» **DIRECTIONS**: Quote, without change, all of the lines that follow.

» **RECORDS FOR THE TASK**:
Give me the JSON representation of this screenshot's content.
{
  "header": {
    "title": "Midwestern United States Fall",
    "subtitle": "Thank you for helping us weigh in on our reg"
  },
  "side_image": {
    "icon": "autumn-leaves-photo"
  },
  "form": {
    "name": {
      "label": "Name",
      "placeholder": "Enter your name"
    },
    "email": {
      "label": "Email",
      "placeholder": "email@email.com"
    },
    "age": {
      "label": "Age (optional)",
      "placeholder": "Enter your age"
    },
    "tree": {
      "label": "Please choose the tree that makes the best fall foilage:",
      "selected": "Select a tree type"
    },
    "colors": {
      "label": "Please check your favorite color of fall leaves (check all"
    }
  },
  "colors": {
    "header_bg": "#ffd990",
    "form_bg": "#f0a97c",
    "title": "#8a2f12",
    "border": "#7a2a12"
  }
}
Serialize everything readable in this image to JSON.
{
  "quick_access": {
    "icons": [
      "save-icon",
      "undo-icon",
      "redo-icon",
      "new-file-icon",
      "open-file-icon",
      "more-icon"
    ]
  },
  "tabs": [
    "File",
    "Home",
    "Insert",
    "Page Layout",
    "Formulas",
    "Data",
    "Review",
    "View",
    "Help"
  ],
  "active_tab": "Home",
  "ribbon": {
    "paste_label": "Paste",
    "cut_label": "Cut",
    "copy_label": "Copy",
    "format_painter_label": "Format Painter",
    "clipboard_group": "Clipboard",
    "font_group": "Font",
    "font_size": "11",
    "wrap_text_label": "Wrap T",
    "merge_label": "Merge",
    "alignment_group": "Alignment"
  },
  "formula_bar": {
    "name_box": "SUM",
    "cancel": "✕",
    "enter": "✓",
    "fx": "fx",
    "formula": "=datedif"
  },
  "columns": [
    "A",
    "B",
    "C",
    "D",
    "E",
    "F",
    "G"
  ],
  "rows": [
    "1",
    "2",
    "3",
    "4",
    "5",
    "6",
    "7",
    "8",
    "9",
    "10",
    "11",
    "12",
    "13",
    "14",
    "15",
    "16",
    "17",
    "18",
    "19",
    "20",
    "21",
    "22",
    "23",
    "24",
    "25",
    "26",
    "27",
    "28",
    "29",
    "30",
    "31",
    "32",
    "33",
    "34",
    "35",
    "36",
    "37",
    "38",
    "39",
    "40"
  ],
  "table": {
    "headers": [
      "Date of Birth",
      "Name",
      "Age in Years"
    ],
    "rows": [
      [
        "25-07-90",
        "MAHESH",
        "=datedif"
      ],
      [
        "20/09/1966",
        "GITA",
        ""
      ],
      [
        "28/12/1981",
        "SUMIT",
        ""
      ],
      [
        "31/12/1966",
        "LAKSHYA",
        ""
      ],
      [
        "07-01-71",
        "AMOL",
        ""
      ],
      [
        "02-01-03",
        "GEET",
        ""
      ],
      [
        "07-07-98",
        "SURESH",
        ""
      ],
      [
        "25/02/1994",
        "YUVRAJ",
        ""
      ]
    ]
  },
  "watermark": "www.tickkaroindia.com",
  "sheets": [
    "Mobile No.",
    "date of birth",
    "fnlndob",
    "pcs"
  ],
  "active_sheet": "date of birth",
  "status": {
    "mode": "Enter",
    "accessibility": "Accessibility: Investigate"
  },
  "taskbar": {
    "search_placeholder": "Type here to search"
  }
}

» **WRITTEN SOLUTION**:
Give me the JSON representation of this screenshot's content.
{
  "header": {
    "title": "Midwestern United States Fall",
    "subtitle": "Thank you for helping us weigh in on our reg"
  },
  "side_image": {
    "icon": "autumn-leaves-photo"
  },
  "form": {
    "name": {
      "label": "Name",
      "placeholder": "Enter your name"
    },
    "email": {
      "label": "Email",
      "placeholder": "email@email.com"
    },
    "age": {
      "label": "Age (optional)",
      "placeholder": "Enter your age"
    },
    "tree": {
      "label": "Please choose the tree that makes the best fall foilage:",
      "selected": "Select a tree type"
    },
    "colors": {
      "label": "Please check your favorite color of fall leaves (check all"
    }
  },
  "colors": {
    "header_bg": "#ffd990",
    "form_bg": "#f0a97c",
    "title": "#8a2f12",
    "border": "#7a2a12"
  }
}
Serialize everything readable in this image to JSON.
{
  "quick_access": {
    "icons": [
      "save-icon",
      "undo-icon",
      "redo-icon",
      "new-file-icon",
      "open-file-icon",
      "more-icon"
    ]
  },
  "tabs": [
    "File",
    "Home",
    "Insert",
    "Page Layout",
    "Formulas",
    "Data",
    "Review",
    "View",
    "Help"
  ],
  "active_tab": "Home",
  "ribbon": {
    "paste_label": "Paste",
    "cut_label": "Cut",
    "copy_label": "Copy",
    "format_painter_label": "Format Painter",
    "clipboard_group": "Clipboard",
    "font_group": "Font",
    "font_size": "11",
    "wrap_text_label": "Wrap T",
    "merge_label": "Merge",
    "alignment_group": "Alignment"
  },
  "formula_bar": {
    "name_box": "SUM",
    "cancel": "✕",
    "enter": "✓",
    "fx": "fx",
    "formula": "=datedif"
  },
  "columns": [
    "A",
    "B",
    "C",
    "D",
    "E",
    "F",
    "G"
  ],
  "rows": [
    "1",
    "2",
    "3",
    "4",
    "5",
    "6",
    "7",
    "8",
    "9",
    "10",
    "11",
    "12",
    "13",
    "14",
    "15",
    "16",
    "17",
    "18",
    "19",
    "20",
    "21",
    "22",
    "23",
    "24",
    "25",
    "26",
    "27",
    "28",
    "29",
    "30",
    "31",
    "32",
    "33",
    "34",
    "35",
    "36",
    "37",
    "38",
    "39",
    "40"
  ],
  "table": {
    "headers": [
      "Date of Birth",
      "Name",
      "Age in Years"
    ],
    "rows": [
      [
        "25-07-90",
        "MAHESH",
        "=datedif"
      ],
      [
        "20/09/1966",
        "GITA",
        ""
      ],
      [
        "28/12/1981",
        "SUMIT",
        ""
      ],
      [
        "31/12/1966",
        "LAKSHYA",
        ""
      ],
      [
        "07-01-71",
        "AMOL",
        ""
      ],
      [
        "02-01-03",
        "GEET",
        ""
      ],
      [
        "07-07-98",
        "SURESH",
        ""
      ],
      [
        "25/02/1994",
        "YUVRAJ",
        ""
      ]
    ]
  },
  "watermark": "www.tickkaroindia.com",
  "sheets": [
    "Mobile No.",
    "date of birth",
    "fnlndob",
    "pcs"
  ],
  "active_sheet": "date of birth",
  "status": {
    "mode": "Enter",
    "accessibility": "Accessibility: Investigate"
  },
  "taskbar": {
    "search_placeholder": "Type here to search"
  }
}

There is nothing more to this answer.